>> start

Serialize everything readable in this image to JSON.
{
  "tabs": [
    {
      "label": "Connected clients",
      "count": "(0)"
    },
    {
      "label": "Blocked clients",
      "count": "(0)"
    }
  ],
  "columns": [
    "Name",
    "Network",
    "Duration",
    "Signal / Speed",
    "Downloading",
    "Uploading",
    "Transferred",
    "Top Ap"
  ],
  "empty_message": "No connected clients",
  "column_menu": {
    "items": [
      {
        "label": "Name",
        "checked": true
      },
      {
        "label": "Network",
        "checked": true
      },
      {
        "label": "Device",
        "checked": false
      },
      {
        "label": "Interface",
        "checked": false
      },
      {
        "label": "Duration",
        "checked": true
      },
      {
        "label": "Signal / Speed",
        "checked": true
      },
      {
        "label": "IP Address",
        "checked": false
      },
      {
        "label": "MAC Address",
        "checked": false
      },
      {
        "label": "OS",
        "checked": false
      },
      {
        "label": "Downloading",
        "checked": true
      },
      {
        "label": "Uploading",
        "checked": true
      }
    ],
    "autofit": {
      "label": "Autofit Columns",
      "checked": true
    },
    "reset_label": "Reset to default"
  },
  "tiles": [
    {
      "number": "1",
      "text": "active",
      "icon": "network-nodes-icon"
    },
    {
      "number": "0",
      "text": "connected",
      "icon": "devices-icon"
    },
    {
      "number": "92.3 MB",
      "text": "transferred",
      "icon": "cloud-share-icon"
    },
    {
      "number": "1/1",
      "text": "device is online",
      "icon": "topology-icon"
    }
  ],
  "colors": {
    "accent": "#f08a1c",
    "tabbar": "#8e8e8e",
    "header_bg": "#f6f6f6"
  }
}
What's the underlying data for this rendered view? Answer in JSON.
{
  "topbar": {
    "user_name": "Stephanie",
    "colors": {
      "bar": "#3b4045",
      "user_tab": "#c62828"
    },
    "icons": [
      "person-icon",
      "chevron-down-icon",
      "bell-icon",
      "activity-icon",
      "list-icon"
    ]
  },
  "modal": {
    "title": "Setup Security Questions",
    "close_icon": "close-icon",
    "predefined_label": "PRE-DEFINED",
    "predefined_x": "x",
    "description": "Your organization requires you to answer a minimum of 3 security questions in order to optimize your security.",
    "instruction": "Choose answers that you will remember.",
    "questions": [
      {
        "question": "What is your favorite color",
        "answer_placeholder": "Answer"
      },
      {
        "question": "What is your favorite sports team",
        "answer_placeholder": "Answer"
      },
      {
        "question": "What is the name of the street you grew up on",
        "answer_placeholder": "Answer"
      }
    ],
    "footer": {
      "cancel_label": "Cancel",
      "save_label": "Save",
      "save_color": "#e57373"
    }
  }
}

>> end
>> start

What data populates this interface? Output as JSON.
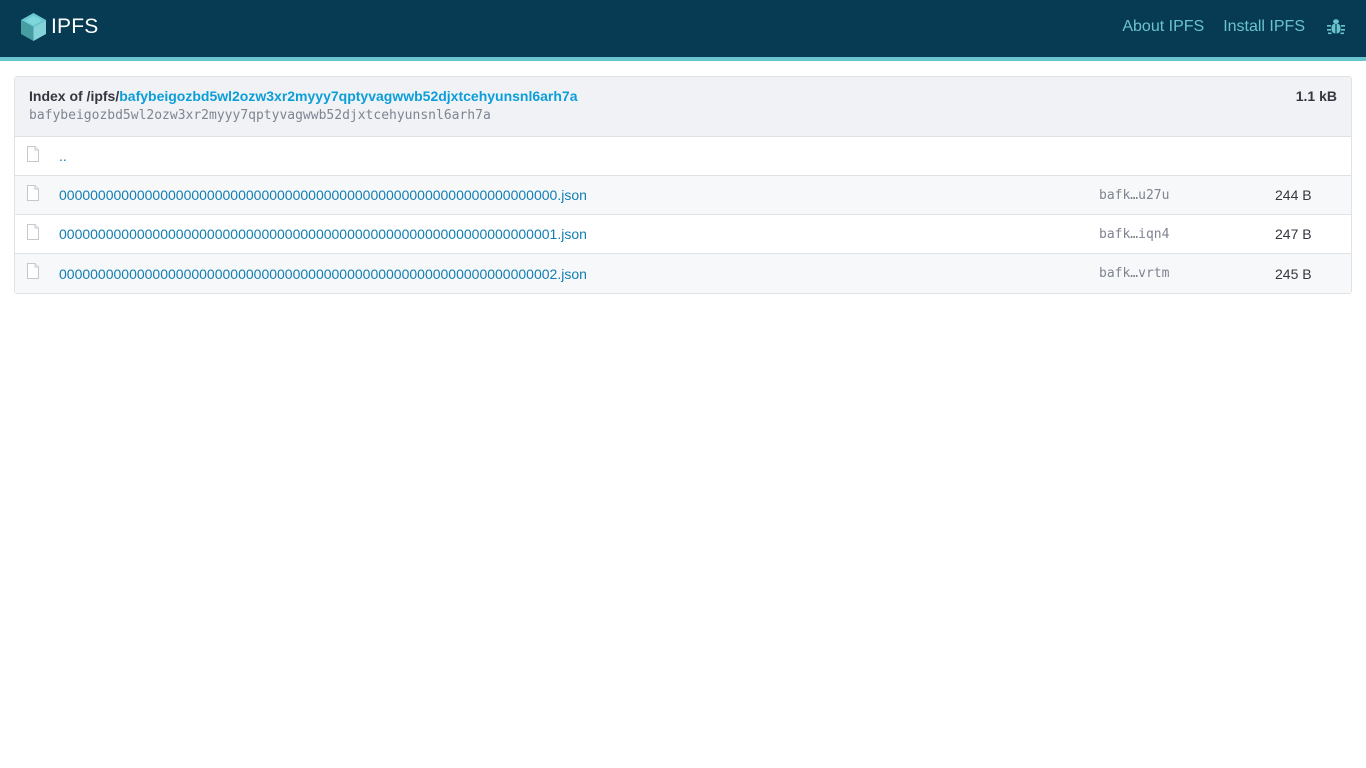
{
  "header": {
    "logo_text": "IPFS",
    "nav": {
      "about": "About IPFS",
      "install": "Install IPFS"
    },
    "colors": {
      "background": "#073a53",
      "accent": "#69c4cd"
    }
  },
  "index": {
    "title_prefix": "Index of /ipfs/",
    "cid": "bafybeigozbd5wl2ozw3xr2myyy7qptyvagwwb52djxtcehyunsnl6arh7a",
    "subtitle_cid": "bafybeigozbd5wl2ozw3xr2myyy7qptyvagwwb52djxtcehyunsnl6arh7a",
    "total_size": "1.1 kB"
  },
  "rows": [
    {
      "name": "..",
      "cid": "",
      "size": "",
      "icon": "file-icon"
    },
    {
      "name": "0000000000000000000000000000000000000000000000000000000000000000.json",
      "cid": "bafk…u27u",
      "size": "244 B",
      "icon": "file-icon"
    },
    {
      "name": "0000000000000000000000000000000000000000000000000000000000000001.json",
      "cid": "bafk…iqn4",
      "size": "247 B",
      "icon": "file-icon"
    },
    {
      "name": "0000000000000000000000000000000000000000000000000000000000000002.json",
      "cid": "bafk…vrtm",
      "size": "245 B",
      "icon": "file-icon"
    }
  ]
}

>> end

Short exercise>
Copy each line above where the string "bafk" occurs.

Solution to this task>
      "cid": "bafk…u27u",
      "cid": "bafk…iqn4",
      "cid": "bafk…vrtm",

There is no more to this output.